**GOAL:**
All lines in which the word "variant" occurs are to be extracted.

**RECORDS SUPPLIED:**

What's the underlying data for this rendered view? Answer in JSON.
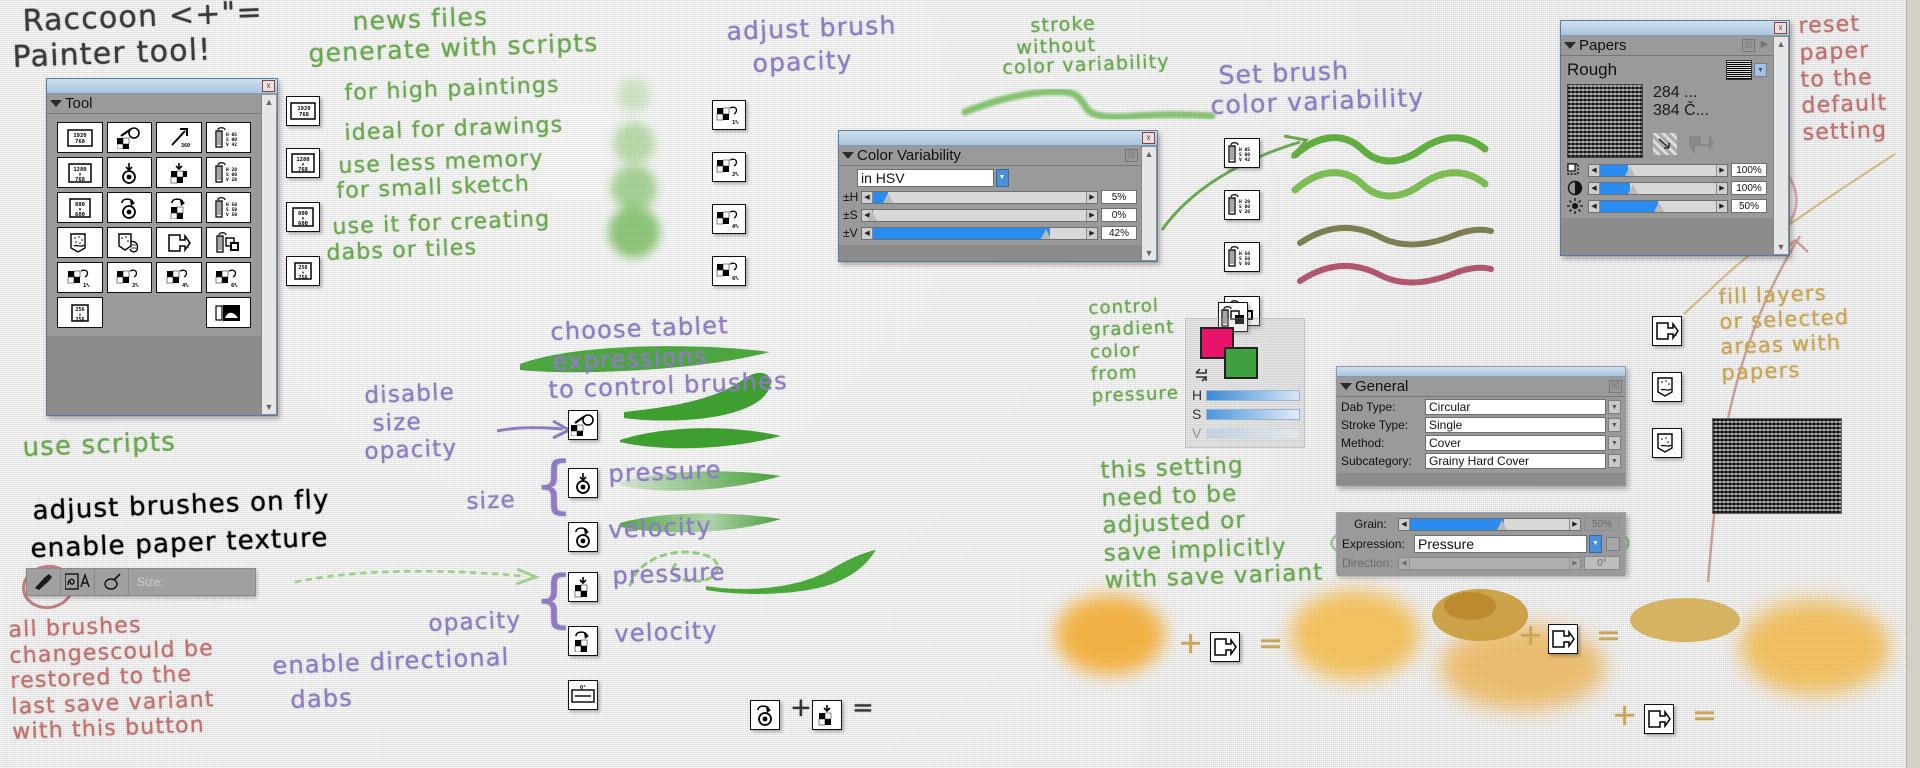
{
  "title_note": {
    "line1": "Raccoon <+\"=",
    "line2": "Painter tool!"
  },
  "annotations": {
    "news_files": "news files",
    "generate_scripts": "generate with scripts",
    "high_paintings": "for high paintings",
    "ideal_drawings": "ideal for drawings",
    "less_memory": "use less memory",
    "small_sketch": "for small sketch",
    "creating": "use it for creating",
    "dabs_tiles": "dabs or tiles",
    "adjust_brush": "adjust brush",
    "opacity": "opacity",
    "stroke_without1": "stroke",
    "stroke_without2": "without",
    "stroke_without3": "color variability",
    "set_brush1": "Set brush",
    "set_brush2": "color variability",
    "reset_paper": "reset\npaper\nto the\ndefault\nsetting",
    "fill_layers": "fill layers\nor selected\nareas with\npapers",
    "choose_tablet1": "choose tablet",
    "choose_tablet2": "expressions",
    "choose_tablet3": "to control brushes",
    "disable": "disable",
    "size_w": "size",
    "opacity_w": "opacity",
    "size_brace": "size",
    "opacity_brace": "opacity",
    "pressure1": "pressure",
    "velocity1": "velocity",
    "pressure2": "pressure",
    "velocity2": "velocity",
    "use_scripts": "use scripts",
    "adjust_fly_a": "adjust ",
    "adjust_fly_b": "brushes",
    "adjust_fly_c": " on fly",
    "enable_a": "enable ",
    "enable_b": "paper",
    "enable_c": " texture",
    "all_brushes": "all brushes\nchangescould be\nrestored to the\nlast save variant\nwith this button",
    "enable_dir1": "enable directional",
    "enable_dir2": "dabs",
    "control_gradient": "control\ngradient\ncolor\nfrom\npressure",
    "this_setting": "this setting\nneed to be\nadjusted or\nsave implicitly\nwith save variant"
  },
  "tool_panel": {
    "title": "Tool",
    "buttons": [
      "× 1920\n768",
      "brush-disc",
      "rotate-360°",
      "H 05\nS 00\nV 42",
      "1280\n×\n768",
      "dab-target",
      "dab-checker",
      "H 20\nS 00\nV 20",
      "800\n×\n600",
      "rot-target",
      "rot-checker",
      "H 50\nS 50\nV 50",
      "grain-paper",
      "grain-hand",
      "fill-arrow",
      "layer-stack",
      "1%",
      "2%",
      "4%",
      "6%",
      "256\n×\n256",
      "",
      "",
      "texture-preview"
    ]
  },
  "size_chips": [
    "× 1920\n768",
    "1280\n×\n768",
    "800\n×\n600",
    "256\n×\n256"
  ],
  "opacity_chips": [
    "1%",
    "2%",
    "4%",
    "6%"
  ],
  "hsv_chips": [
    "H 05\nS 00\nV 42",
    "H 20\nS 00\nV 20",
    "H 50\nS 50\nV 50",
    "layer-stack"
  ],
  "color_variability": {
    "title": "Color Variability",
    "mode": "in HSV",
    "rows": [
      {
        "label": "±H",
        "value": "5%",
        "pct": 11
      },
      {
        "label": "±S",
        "value": "0%",
        "pct": 2
      },
      {
        "label": "±V",
        "value": "42%",
        "pct": 80
      }
    ]
  },
  "papers": {
    "title": "Papers",
    "name": "Rough",
    "info_line1": "284 ...",
    "info_line2": "384 Č...",
    "rows": [
      {
        "icon": "scale-icon",
        "value": "100%",
        "pct": 28
      },
      {
        "icon": "contrast-icon",
        "value": "100%",
        "pct": 30
      },
      {
        "icon": "brightness-icon",
        "value": "50%",
        "pct": 50
      }
    ]
  },
  "general": {
    "title": "General",
    "fields": [
      {
        "label": "Dab Type:",
        "value": "Circular"
      },
      {
        "label": "Stroke Type:",
        "value": "Single"
      },
      {
        "label": "Method:",
        "value": "Cover"
      },
      {
        "label": "Subcategory:",
        "value": "Grainy Hard Cover"
      }
    ],
    "grain": {
      "label": "Grain:",
      "value": "50%",
      "pct": 58
    },
    "expression": {
      "label": "Expression:",
      "value": "Pressure"
    },
    "direction": {
      "label": "Direction:",
      "value": "0°"
    }
  },
  "color_picker": {
    "h": "H",
    "s": "S",
    "v": "V",
    "front": "#e8136b",
    "back": "#3fa03f"
  },
  "brush_toolbar": {
    "size_label": "Size:",
    "brush_icon": "brush-icon",
    "variant_icon": "variant-icon",
    "clone_icon": "clone-icon"
  },
  "plus_equals": {
    "plus": "+",
    "equals": "="
  }
}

**RESPONSE:**
    "all_brushes": "all brushes\nchangescould be\nrestored to the\nlast save variant\nwith this button",
    "this_setting": "this setting\nneed to be\nadjusted or\nsave implicitly\nwith save variant"
    "variant_icon": "variant-icon",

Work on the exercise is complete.